■ **Passage given**
---
A wonder-full movie! Wonder movie is based on R. J. Palacio‘s eponymous debut novel. Boy! Has it been adapted brilliantly! With Jacob Tremblay doing justice to the role of Auggie, this movie is going to melt your heart on countless occasions. It is riveting throughout and lets you relate to its characters. Unlike other movies where a protagonist-perspective is often brought into play for right about everything, Wonder movie doesn’t revolve around just Auggie, but all the people whose lives get affected owing to him.

Some lines are right there up with you. They sear you with a disheartening pang that is hard to escape if you are completely engrossed in the movie. There are numerous occasions in Wonder movie to make you all teary-eyed, and then there are plenty to lift up your spirits too.

When given the choice between being right or being kind, choose kind.

The fact that the writer understands people so well will make you want to read her even more. Either through her books or her adapted work. There is so much she has to say, and so much she understands that it is hard not to applaud her brain. More power to her! Keep impressing us with more of you Palacio!

Direction of Wonder Movie

If you have watched The Perks of Being a Wallflower you are already aware of the alluring style of Stephen Chbosky‘s direction. He has a superpower to make his films really enchanting. There is something magical in the way he depicts drama that makes you connect almost instantly.

The cast he has chosen here is simply amazing. Right from Nate, (Owen Wilson) the cool dad to the mother, Isabel (Julia Roberts) whose life has taken a major setback owing to Auggie’s arrival, not to forget the overlooked brave sister Via (Izabela Vidovic) and the struggling friend Jack Will (Noah Jupe). All of them have been extremely well executed in frames that together tell a melting story.
---
■ **Data shown**
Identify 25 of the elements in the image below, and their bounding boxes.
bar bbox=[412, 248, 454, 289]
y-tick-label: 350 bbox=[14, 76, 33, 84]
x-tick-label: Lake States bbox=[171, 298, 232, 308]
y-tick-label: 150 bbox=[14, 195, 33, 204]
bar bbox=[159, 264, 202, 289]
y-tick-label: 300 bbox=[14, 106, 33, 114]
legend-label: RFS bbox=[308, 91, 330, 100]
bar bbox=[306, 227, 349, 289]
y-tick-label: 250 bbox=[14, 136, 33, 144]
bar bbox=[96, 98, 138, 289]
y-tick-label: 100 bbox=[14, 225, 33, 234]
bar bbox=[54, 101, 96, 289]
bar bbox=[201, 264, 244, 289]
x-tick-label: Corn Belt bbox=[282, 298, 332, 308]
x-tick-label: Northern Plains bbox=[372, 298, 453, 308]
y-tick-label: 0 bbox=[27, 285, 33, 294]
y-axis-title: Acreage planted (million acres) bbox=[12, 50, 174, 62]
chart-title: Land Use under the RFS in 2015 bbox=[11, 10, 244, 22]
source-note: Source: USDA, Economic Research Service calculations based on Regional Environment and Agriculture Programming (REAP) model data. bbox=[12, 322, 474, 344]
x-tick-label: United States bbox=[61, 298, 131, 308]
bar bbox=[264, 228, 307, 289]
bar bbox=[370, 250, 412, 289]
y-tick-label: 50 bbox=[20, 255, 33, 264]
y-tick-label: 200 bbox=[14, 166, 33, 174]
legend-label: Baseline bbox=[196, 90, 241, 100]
---
■ **Tasks**
1. Reproduce the passage of the movie review that begins at the words "A wonder-full movie!" and ends after the words "kind, choose kind.".
2. Write out the listing exactly, beginning at its first line and stopping after the line that contains "chart-title: Land Use".

■ **The responses**
1.
A wonder-full movie! Wonder movie is based on R. J. Palacio‘s eponymous debut novel. Boy! Has it been adapted brilliantly! With Jacob Tremblay doing justice to the role of Auggie, this movie is going to melt your heart on countless occasions. It is riveting throughout and lets you relate to its characters. Unlike other movies where a protagonist-perspective is often brought into play for right about everything, Wonder movie doesn’t revolve around just Auggie, but all the people whose lives get affected owing to him.

Some lines are right there up with you. They sear you with a disheartening pang that is hard to escape if you are completely engrossed in the movie. There are numerous occasions in Wonder movie to make you all teary-eyed, and then there are plenty to lift up your spirits too.

When given the choice between being right or being kind, choose kind.

2.
Identify 25 of the elements in the image below, and their bounding boxes.
bar bbox=[412, 248, 454, 289]
y-tick-label: 350 bbox=[14, 76, 33, 84]
x-tick-label: Lake States bbox=[171, 298, 232, 308]
y-tick-label: 150 bbox=[14, 195, 33, 204]
bar bbox=[159, 264, 202, 289]
y-tick-label: 300 bbox=[14, 106, 33, 114]
legend-label: RFS bbox=[308, 91, 330, 100]
bar bbox=[306, 227, 349, 289]
y-tick-label: 250 bbox=[14, 136, 33, 144]
bar bbox=[96, 98, 138, 289]
y-tick-label: 100 bbox=[14, 225, 33, 234]
bar bbox=[54, 101, 96, 289]
bar bbox=[201, 264, 244, 289]
x-tick-label: Corn Belt bbox=[282, 298, 332, 308]
x-tick-label: Northern Plains bbox=[372, 298, 453, 308]
y-tick-label: 0 bbox=[27, 285, 33, 294]
y-axis-title: Acreage planted (million acres) bbox=[12, 50, 174, 62]
chart-title: Land Use under the RFS in 2015 bbox=[11, 10, 244, 22]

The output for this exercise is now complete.